Duplicate the lines below verbatim, starting with the first line and ending with the line that contains "body-para2-a: This is", both included.
** begin RECORDS PROVIDED **
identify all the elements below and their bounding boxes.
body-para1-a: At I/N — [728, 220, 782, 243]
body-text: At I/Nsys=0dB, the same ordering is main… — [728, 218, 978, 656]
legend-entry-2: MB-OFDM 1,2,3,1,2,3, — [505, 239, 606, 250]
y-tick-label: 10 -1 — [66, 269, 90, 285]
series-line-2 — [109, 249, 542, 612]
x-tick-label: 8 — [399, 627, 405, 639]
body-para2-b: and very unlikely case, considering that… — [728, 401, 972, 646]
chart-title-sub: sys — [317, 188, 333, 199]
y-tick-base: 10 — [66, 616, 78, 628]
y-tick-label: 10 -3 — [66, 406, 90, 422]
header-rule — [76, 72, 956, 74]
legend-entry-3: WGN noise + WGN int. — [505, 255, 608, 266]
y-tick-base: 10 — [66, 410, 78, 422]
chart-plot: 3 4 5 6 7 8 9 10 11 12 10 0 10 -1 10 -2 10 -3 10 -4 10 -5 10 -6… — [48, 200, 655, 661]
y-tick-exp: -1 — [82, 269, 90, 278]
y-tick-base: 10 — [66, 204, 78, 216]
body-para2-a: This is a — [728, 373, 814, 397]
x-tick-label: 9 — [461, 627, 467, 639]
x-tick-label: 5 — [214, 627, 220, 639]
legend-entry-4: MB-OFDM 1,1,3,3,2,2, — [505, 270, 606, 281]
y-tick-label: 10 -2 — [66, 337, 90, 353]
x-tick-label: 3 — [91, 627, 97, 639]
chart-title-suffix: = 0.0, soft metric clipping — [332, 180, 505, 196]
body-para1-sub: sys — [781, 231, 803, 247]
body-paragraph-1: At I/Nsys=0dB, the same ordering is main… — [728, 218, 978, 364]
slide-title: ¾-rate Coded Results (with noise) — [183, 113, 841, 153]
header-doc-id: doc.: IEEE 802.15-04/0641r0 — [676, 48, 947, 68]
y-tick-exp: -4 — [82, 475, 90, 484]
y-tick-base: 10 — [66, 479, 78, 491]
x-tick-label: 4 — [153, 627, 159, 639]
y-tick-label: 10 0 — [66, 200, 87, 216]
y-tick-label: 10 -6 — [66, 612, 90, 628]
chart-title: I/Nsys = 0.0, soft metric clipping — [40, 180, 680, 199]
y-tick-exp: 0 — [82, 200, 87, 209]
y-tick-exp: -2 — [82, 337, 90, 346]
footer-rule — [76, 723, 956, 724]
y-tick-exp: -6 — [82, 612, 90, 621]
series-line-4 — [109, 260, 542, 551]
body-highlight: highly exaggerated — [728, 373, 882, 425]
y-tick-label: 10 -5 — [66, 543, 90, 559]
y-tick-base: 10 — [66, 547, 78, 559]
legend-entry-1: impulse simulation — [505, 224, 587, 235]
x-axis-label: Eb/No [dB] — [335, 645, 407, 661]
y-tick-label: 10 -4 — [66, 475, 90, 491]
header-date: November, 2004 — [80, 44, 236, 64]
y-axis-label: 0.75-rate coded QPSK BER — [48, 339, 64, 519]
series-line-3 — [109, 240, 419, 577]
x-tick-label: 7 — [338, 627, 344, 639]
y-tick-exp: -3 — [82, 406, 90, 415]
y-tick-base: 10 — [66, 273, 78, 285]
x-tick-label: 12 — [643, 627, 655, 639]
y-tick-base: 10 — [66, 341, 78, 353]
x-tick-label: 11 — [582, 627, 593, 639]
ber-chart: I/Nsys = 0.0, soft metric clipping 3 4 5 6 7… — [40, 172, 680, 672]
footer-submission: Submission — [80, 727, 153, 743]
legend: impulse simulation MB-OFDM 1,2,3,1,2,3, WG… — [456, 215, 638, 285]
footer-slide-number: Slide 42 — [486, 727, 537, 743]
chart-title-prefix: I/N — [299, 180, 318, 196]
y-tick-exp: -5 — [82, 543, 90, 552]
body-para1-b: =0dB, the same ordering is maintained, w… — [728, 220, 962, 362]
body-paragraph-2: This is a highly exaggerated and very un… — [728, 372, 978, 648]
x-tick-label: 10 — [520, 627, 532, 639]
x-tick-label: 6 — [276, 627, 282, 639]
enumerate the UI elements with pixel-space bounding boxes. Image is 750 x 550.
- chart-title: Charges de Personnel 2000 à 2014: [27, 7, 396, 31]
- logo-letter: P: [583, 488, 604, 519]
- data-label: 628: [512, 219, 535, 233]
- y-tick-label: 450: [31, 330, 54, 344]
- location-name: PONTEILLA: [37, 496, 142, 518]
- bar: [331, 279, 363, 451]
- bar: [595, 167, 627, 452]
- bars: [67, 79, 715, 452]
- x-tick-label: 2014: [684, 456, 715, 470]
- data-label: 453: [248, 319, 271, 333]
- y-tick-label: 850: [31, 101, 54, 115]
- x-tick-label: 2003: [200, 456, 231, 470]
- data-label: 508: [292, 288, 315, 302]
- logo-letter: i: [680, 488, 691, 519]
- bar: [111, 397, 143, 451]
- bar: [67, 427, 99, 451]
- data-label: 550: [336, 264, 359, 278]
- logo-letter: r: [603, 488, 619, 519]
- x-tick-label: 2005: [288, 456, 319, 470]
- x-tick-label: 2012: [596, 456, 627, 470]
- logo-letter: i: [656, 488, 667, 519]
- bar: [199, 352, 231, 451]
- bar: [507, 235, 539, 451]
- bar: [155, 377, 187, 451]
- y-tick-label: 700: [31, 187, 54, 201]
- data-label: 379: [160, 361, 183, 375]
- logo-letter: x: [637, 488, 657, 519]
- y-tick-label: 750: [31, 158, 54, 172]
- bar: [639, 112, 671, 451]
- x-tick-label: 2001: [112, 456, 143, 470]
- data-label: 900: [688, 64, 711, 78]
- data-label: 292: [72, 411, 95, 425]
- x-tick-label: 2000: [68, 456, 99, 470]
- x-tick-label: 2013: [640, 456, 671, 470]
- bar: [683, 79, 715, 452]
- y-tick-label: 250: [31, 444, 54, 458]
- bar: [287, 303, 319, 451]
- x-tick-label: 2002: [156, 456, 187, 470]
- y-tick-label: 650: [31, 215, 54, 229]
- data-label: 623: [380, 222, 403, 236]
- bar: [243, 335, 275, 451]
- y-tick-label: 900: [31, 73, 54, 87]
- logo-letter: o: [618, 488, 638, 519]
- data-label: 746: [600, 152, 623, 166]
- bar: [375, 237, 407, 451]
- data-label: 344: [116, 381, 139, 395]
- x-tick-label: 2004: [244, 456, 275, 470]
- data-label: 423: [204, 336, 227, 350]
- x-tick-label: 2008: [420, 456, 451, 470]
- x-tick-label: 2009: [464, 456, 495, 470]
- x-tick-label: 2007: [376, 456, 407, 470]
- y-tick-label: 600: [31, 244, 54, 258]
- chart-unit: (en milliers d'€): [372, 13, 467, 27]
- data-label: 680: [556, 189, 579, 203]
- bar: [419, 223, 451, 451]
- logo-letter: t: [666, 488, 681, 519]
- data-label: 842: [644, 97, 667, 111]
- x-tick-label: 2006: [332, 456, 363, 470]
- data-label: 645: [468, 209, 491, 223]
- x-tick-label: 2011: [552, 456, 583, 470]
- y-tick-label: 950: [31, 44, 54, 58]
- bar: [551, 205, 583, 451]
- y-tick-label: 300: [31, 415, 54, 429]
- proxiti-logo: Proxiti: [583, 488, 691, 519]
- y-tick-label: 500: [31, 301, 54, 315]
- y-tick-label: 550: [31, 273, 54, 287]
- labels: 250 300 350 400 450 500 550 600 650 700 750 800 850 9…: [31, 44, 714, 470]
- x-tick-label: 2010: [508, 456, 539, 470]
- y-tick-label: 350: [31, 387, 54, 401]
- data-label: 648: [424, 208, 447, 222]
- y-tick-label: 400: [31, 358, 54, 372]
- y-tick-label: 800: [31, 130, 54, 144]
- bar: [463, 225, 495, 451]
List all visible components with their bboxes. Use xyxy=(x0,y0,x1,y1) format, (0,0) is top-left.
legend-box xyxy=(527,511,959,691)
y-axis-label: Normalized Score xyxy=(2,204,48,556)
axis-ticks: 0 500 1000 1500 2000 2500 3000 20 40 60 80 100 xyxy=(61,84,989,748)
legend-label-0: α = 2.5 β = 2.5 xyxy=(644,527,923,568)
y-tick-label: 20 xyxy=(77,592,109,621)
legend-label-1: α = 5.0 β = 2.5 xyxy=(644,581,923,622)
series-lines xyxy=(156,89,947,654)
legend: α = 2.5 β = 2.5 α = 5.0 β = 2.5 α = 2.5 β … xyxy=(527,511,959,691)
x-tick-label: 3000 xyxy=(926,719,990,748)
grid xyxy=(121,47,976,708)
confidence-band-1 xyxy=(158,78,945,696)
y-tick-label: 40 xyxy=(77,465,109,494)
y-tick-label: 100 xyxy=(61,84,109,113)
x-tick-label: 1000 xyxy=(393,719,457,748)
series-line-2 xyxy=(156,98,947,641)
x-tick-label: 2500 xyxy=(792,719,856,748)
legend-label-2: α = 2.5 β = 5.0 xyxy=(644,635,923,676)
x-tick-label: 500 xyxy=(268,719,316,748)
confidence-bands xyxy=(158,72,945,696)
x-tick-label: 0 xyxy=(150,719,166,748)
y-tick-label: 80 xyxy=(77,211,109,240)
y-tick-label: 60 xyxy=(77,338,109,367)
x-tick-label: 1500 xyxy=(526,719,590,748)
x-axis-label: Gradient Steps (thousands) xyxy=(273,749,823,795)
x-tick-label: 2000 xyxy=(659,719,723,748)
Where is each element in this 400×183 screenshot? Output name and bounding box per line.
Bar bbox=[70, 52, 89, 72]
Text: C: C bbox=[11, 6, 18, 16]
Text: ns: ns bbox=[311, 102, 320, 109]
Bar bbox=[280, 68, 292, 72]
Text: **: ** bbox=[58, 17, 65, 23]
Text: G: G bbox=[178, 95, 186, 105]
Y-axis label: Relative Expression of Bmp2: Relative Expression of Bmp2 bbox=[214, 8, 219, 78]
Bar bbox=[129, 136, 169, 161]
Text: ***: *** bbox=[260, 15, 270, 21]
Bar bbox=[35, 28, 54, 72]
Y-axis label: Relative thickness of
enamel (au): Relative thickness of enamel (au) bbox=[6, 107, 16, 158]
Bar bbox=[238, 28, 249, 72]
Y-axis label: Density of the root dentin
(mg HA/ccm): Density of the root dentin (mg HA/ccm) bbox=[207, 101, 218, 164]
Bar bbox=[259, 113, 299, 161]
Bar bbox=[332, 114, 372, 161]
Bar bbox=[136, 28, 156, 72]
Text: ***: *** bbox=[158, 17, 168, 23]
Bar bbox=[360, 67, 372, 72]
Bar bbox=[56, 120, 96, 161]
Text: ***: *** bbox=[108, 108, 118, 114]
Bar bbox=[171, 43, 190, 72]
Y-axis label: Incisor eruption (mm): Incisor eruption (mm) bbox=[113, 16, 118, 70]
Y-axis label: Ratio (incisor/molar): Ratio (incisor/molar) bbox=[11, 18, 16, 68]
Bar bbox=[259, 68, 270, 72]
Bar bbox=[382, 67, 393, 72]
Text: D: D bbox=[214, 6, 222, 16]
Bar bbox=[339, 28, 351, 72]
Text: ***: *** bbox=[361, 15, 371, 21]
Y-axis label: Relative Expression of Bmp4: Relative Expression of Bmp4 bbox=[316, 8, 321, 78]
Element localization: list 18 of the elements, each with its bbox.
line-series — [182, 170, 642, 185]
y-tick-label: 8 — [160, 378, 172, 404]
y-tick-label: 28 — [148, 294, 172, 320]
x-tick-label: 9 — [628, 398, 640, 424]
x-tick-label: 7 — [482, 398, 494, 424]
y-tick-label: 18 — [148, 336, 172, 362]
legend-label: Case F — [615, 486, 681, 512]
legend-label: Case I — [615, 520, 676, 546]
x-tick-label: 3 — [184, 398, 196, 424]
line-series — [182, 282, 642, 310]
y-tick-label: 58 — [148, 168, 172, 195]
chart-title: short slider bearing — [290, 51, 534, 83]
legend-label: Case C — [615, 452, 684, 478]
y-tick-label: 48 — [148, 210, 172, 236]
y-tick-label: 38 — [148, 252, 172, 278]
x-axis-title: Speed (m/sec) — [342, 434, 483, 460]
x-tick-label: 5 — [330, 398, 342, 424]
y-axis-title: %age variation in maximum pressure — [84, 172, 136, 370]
** end RECORDS PROVIDED **
FULL OUTPUT:
identify all the elements below and their bounding boxes.
body-para1-a: At I/N — [728, 220, 782, 243]
body-text: At I/Nsys=0dB, the same ordering is main… — [728, 218, 978, 656]
legend-entry-2: MB-OFDM 1,2,3,1,2,3, — [505, 239, 606, 250]
y-tick-label: 10 -1 — [66, 269, 90, 285]
series-line-2 — [109, 249, 542, 612]
x-tick-label: 8 — [399, 627, 405, 639]
body-para2-b: and very unlikely case, considering that… — [728, 401, 972, 646]
chart-title-sub: sys — [317, 188, 333, 199]
y-tick-base: 10 — [66, 616, 78, 628]
y-tick-label: 10 -3 — [66, 406, 90, 422]
header-rule — [76, 72, 956, 74]
legend-entry-3: WGN noise + WGN int. — [505, 255, 608, 266]
y-tick-base: 10 — [66, 410, 78, 422]
chart-plot: 3 4 5 6 7 8 9 10 11 12 10 0 10 -1 10 -2 10 -3 10 -4 10 -5 10 -6… — [48, 200, 655, 661]
y-tick-exp: -1 — [82, 269, 90, 278]
y-tick-base: 10 — [66, 204, 78, 216]
body-para2-a: This is a — [728, 373, 814, 397]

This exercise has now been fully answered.